### EXTRAIT CHOISI

_ _ _ _ _ _ _

Jean Germain a emmené sa jeune épouse Jacquine Dieuleveult en Bretagne : Couterne 1593

Contrats de mariage retranscrits et analysés sur ce blog.

Chaque province avait son type de contrat de mariage, et même il existait des variantes à l’intérieur d’une province. J’aime bien mes ancêtres Normands, pour leur jolis contrats de mariage.

  • Ils ont une très grande particularité : la dot n’est pas payée comptant, et il est prévu un étalement généralement sur 6 ans ou environ. Mais cette promesse était le plus souvent mal tenue. Le gendre devait relancer souvent, y compris devant le notaire, parfois le beau-père était décédé entre-temps, donc il devait faire passer les frères et soeurs de son épouse devant le notaire pour les obliger à payer la dette.

_ _ _ _ _ _ _

### ENTRÉES
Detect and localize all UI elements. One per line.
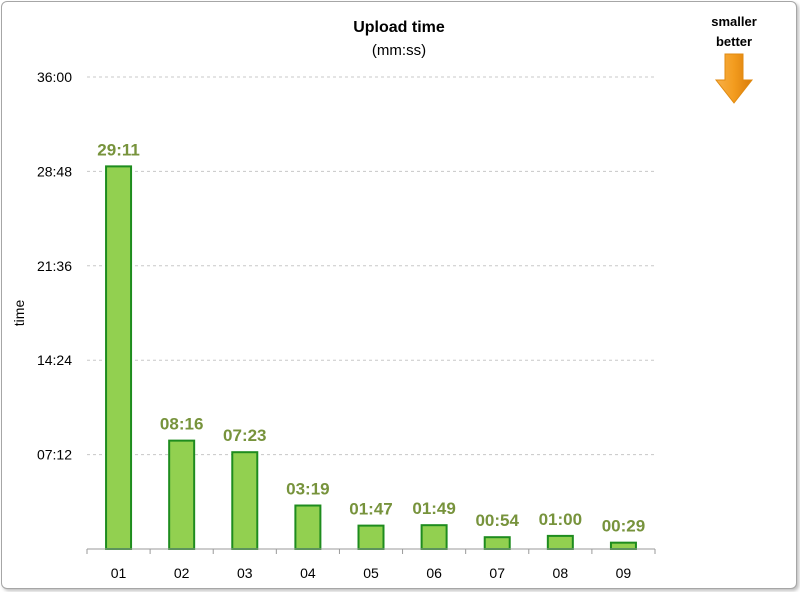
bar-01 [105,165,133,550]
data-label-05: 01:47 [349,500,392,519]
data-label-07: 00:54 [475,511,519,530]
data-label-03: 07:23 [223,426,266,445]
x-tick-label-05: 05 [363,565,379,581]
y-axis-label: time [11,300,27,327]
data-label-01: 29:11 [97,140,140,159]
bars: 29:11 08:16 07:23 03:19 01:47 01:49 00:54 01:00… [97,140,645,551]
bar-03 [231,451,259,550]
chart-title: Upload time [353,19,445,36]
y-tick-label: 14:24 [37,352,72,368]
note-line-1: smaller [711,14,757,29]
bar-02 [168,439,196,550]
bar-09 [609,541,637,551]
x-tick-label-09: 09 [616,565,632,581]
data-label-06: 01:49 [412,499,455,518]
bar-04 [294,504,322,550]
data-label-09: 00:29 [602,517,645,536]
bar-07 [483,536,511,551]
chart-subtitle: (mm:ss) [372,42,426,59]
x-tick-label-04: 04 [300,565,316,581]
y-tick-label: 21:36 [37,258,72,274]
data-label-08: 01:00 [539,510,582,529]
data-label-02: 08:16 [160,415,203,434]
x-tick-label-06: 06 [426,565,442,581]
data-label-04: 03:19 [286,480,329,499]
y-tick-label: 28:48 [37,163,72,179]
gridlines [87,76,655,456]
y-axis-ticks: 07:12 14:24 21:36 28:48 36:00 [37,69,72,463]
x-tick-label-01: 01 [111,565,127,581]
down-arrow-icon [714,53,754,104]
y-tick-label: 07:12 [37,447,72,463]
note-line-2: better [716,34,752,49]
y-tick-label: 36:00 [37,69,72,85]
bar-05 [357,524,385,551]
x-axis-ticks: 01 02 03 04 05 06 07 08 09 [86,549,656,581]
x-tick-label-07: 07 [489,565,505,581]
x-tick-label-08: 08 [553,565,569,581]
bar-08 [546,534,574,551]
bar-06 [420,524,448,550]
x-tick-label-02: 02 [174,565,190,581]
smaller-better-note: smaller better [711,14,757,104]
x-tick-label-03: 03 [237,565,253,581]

_ _ _ _ _ _ _

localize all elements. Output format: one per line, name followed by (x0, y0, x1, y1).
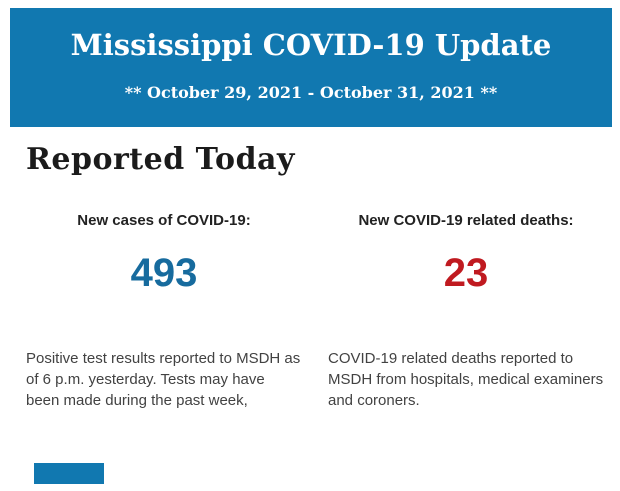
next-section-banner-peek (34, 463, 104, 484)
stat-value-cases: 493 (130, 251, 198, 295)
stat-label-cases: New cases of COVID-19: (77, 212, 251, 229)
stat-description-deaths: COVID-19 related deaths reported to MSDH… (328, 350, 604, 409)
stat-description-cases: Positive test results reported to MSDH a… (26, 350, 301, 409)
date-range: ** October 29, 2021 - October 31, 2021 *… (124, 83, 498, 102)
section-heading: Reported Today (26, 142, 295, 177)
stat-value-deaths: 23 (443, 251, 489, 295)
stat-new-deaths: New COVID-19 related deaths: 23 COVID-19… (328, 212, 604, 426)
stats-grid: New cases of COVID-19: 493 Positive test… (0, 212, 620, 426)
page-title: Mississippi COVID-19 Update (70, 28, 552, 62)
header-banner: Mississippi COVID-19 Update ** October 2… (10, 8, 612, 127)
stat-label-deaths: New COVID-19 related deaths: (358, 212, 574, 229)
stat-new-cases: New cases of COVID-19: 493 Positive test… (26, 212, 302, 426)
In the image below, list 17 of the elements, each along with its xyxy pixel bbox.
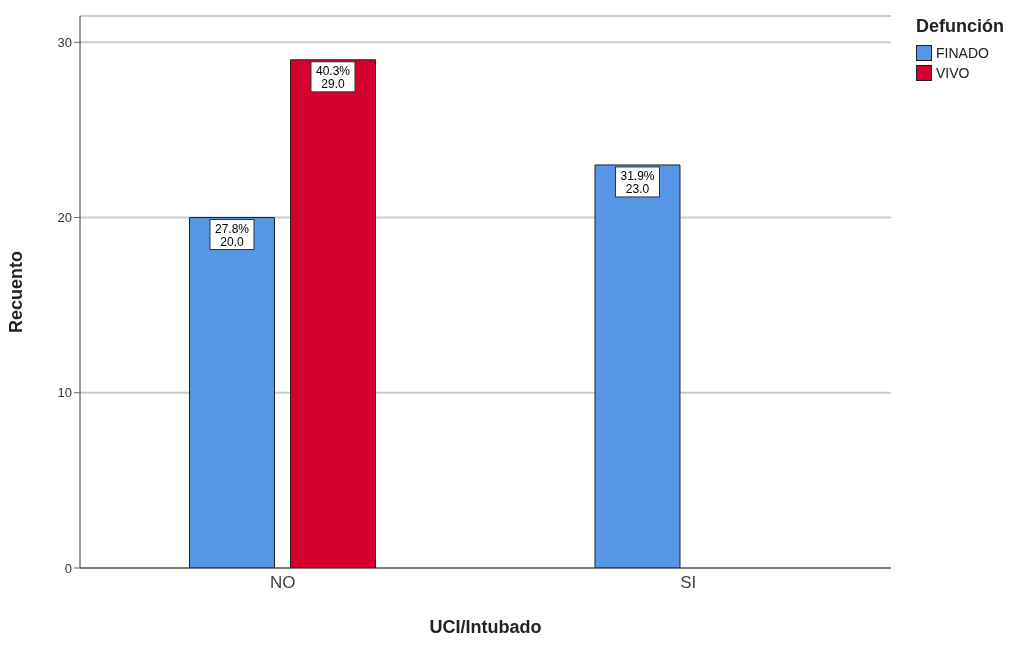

_ _ _ _ _ _ _

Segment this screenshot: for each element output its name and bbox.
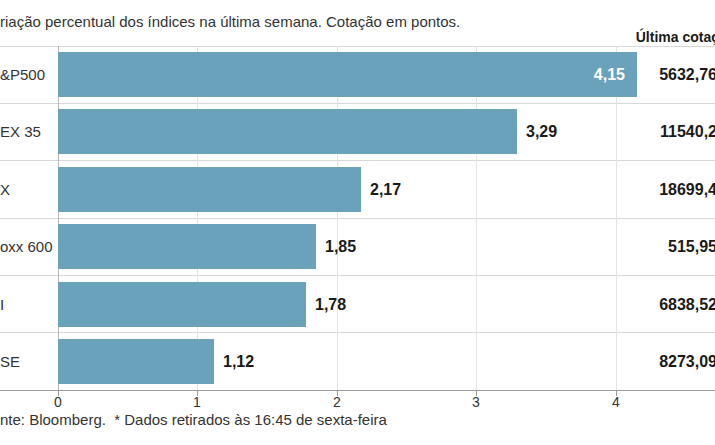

_ _ _ _ _ _ _

### QUESTION POSÉE
Selon l'extrait sur les contrats de mariage normands, sur combien d'années le paiement de la dot est-il généralement étalé ?

### LA RÉPONSE
Généralement sur 6 ans ou environ.